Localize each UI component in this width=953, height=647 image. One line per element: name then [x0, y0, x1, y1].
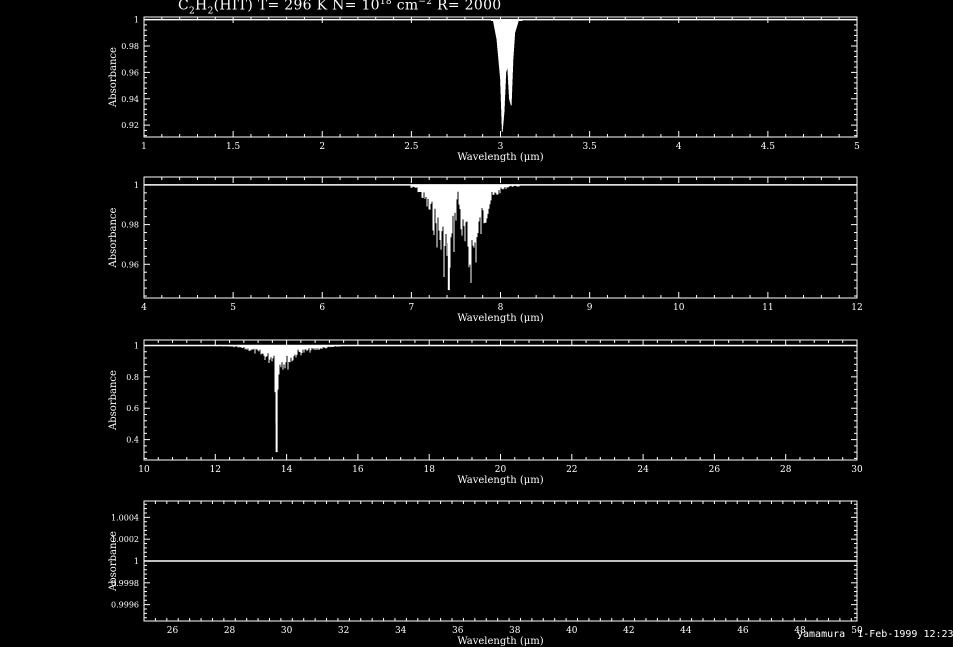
- x-tick-label: 32: [338, 626, 349, 636]
- y-tick-label: 1.0004: [111, 513, 139, 522]
- y-axis-label: Absorbance: [108, 207, 119, 268]
- y-tick-label: 0.98: [121, 42, 139, 51]
- footer-date: 1-Feb-1999 12:23: [857, 629, 953, 640]
- y-tick-label: 0.9996: [111, 601, 139, 610]
- y-axis-label: Absorbance: [108, 370, 119, 431]
- x-tick-label: 46: [737, 626, 749, 636]
- x-tick-label: 30: [851, 465, 863, 475]
- x-tick-label: 34: [395, 626, 407, 636]
- x-tick-label: 38: [509, 626, 521, 636]
- x-tick-label: 28: [780, 465, 792, 475]
- x-tick-label: 2: [319, 142, 325, 152]
- x-tick-label: 26: [709, 465, 721, 475]
- x-tick-label: 12: [210, 465, 221, 475]
- x-tick-label: 12: [851, 303, 862, 313]
- y-tick-label: 0.94: [121, 95, 139, 104]
- x-tick-label: 2.5: [404, 142, 419, 152]
- x-tick-label: 3.5: [582, 142, 597, 152]
- x-tick-label: 4: [141, 303, 147, 313]
- x-tick-label: 28: [224, 626, 236, 636]
- x-tick-label: 30: [281, 626, 293, 636]
- x-tick-label: 22: [566, 465, 577, 475]
- x-tick-label: 16: [352, 465, 364, 475]
- x-tick-label: 36: [452, 626, 464, 636]
- footer-user: yamamura: [797, 629, 846, 640]
- x-tick-label: 40: [566, 626, 578, 636]
- x-tick-label: 8: [498, 303, 504, 313]
- x-axis-label: Wavelength (μm): [457, 636, 543, 647]
- x-tick-label: 26: [167, 626, 179, 636]
- x-tick-label: 20: [495, 465, 507, 475]
- y-tick-label: 0.4: [126, 436, 139, 445]
- x-tick-label: 9: [587, 303, 593, 313]
- y-tick-label: 1: [134, 16, 139, 25]
- x-tick-label: 4: [676, 142, 682, 152]
- x-tick-label: 5: [230, 303, 236, 313]
- x-tick-label: 10: [673, 303, 685, 313]
- y-tick-label: 1: [134, 341, 139, 350]
- x-tick-label: 11: [762, 303, 773, 313]
- x-tick-label: 10: [138, 465, 150, 475]
- plot-frame: [143, 339, 858, 461]
- plot-frame: [143, 176, 858, 299]
- footer-stamp: yamamura 1-Feb-1999 12:23: [797, 629, 953, 640]
- y-tick-label: 1: [134, 557, 139, 566]
- x-tick-label: 3: [498, 142, 504, 152]
- y-tick-label: 1: [134, 181, 139, 190]
- x-tick-label: 18: [423, 465, 435, 475]
- y-tick-label: 0.96: [121, 260, 139, 269]
- x-tick-label: 1.5: [226, 142, 241, 152]
- x-axis-label: Wavelength (μm): [457, 475, 543, 486]
- x-tick-label: 14: [281, 465, 293, 475]
- y-tick-label: 0.98: [121, 221, 139, 230]
- x-tick-label: 7: [409, 303, 415, 313]
- x-tick-label: 44: [680, 626, 692, 636]
- y-tick-label: 0.8: [126, 373, 139, 382]
- x-tick-label: 6: [319, 303, 325, 313]
- y-tick-label: 0.6: [126, 404, 139, 413]
- x-tick-label: 1: [141, 142, 147, 152]
- x-tick-label: 4.5: [761, 142, 776, 152]
- x-tick-label: 24: [637, 465, 649, 475]
- spectra-figure: 1 1.5 2 2.5 3 3.5 4 4.5 5 0.92 0.94 0.96 0.98 1 Wavele…: [108, 16, 863, 647]
- x-axis-label: Wavelength (μm): [457, 152, 543, 163]
- x-axis-label: Wavelength (μm): [457, 313, 543, 324]
- y-axis-label: Absorbance: [108, 531, 119, 592]
- y-tick-label: 0.96: [121, 68, 139, 77]
- y-tick-label: 0.92: [121, 121, 139, 130]
- x-tick-label: 5: [854, 142, 860, 152]
- x-tick-label: 42: [623, 626, 634, 636]
- y-axis-label: Absorbance: [108, 47, 119, 108]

**INSTRUCTION**
Lay out every line of the entries above as a Markdown table with the columns Row and Line, numbering the rows and skipping blank lines. Leave the pictures out.

**OUTPUT OF THE EXERCISE**
| Row | Line |
|---|---|
| 1 | Localize each UI component in this width=953, height=647 image. One line per element: name then [x0, y0, x1, y1]. |
| 2 | - x-tick-label: 32: [338, 626, 349, 636] |
| 3 | - y-tick-label: 1.0004: [111, 513, 139, 522] |
| 4 | - y-axis-label: Absorbance: [108, 207, 119, 268] |
| 5 | - y-tick-label: 0.98: [121, 42, 139, 51] |
| 6 | - footer-date: 1-Feb-1999 12:23: [857, 629, 953, 640] |
| 7 | - y-tick-label: 0.9996: [111, 601, 139, 610] |
| 8 | - y-axis-label: Absorbance: [108, 370, 119, 431] |
| 9 | - x-tick-label: 46: [737, 626, 749, 636] |
| 10 | - x-tick-label: 30: [851, 465, 863, 475] |
| 11 | - x-tick-label: 34: [395, 626, 407, 636] |
| 12 | - x-tick-label: 38: [509, 626, 521, 636] |
| 13 | - x-tick-label: 28: [780, 465, 792, 475] |
| 14 | - x-tick-label: 2: [319, 142, 325, 152] |
| 15 | - x-tick-label: 26: [709, 465, 721, 475] |
| 16 | - x-tick-label: 12: [210, 465, 221, 475] |
| 17 | - x-tick-label: 12: [851, 303, 862, 313] |
| 18 | - y-tick-label: 0.94: [121, 95, 139, 104] |
| 19 | - x-tick-label: 2.5: [404, 142, 419, 152] |
| 20 | - x-tick-label: 3.5: [582, 142, 597, 152] |
| 21 | - x-tick-label: 4: [141, 303, 147, 313] |
| 22 | - x-tick-label: 28: [224, 626, 236, 636] |
| 23 | - x-tick-label: 30: [281, 626, 293, 636] |
| 24 | - x-tick-label: 22: [566, 465, 577, 475] |
| 25 | - x-tick-label: 16: [352, 465, 364, 475] |
| 26 | - x-tick-label: 36: [452, 626, 464, 636] |
| 27 | - footer-user: yamamura: [797, 629, 846, 640] |
| 28 | - x-tick-label: 40: [566, 626, 578, 636] |
| 29 | - x-tick-label: 8: [498, 303, 504, 313] |
| 30 | - x-axis-label: Wavelength (μm): [457, 636, 543, 647] |
| 31 | - x-tick-label: 26: [167, 626, 179, 636] |
| 32 | - x-tick-label: 20: [495, 465, 507, 475] |
| 33 | - y-tick-label: 0.4: [126, 436, 139, 445] |
| 34 | - x-tick-label: 9: [587, 303, 593, 313] |
| 35 | - y-tick-label: 1: [134, 16, 139, 25] |
| 36 | - x-tick-label: 4: [676, 142, 682, 152] |
| 37 | - x-tick-label: 5: [230, 303, 236, 313] |
| 38 | - x-tick-label: 10: [673, 303, 685, 313] |
| 39 | - y-tick-label: 1: [134, 341, 139, 350] |
| 40 | - x-tick-label: 11: [762, 303, 773, 313] |
| 41 | - x-tick-label: 10: [138, 465, 150, 475] |
| 42 | - plot-frame: [143, 339, 858, 461] |
| 43 | - plot-frame: [143, 176, 858, 299] |
| 44 | - footer-stamp: yamamura 1-Feb-1999 12:23: [797, 629, 953, 640] |
| 45 | - y-tick-label: 1: [134, 557, 139, 566] |
| 46 | - x-tick-label: 3: [498, 142, 504, 152] |
| 47 | - y-tick-label: 1: [134, 181, 139, 190] |
| 48 | - x-tick-label: 18: [423, 465, 435, 475] |
| 49 | - y-tick-label: 0.96: [121, 260, 139, 269] |
| 50 | - x-tick-label: 1.5: [226, 142, 241, 152] |
| 51 | - x-axis-label: Wavelength (μm): [457, 475, 543, 486] |
| 52 | - x-tick-label: 14: [281, 465, 293, 475] |
| 53 | - y-tick-label: 0.98: [121, 221, 139, 230] |
| 54 | - x-tick-label: 7: [409, 303, 415, 313] |
| 55 | - x-tick-label: 44: [680, 626, 692, 636] |
| 56 | - y-tick-label: 0.8: [126, 373, 139, 382] |
| 57 | - x-tick-label: 6: [319, 303, 325, 313] |
| 58 | - y-tick-label: 0.6: [126, 404, 139, 413] |
| 59 | - x-tick-label: 1: [141, 142, 147, 152] |
| 60 | - x-tick-label: 4.5: [761, 142, 776, 152] |
| 61 | - x-tick-label: 24: [637, 465, 649, 475] |
| 62 | - spectra-figure: 1 1.5 2 2.5 3 3.5 4 4.5 5 0.92 0.94 0.96 0.98 1 Wavele…: [108, 16, 863, 647] |
| 63 | - x-axis-label: Wavelength (μm): [457, 152, 543, 163] |
| 64 | - x-axis-label: Wavelength (μm): [457, 313, 543, 324] |
| 65 | - y-axis-label: Absorbance: [108, 531, 119, 592] |
| 66 | - y-tick-label: 0.96: [121, 68, 139, 77] |
| 67 | - y-tick-label: 0.92: [121, 121, 139, 130] |
| 68 | - x-tick-label: 5: [854, 142, 860, 152] |
| 69 | - x-tick-label: 42: [623, 626, 634, 636] |
| 70 | - y-axis-label: Absorbance: [108, 47, 119, 108] |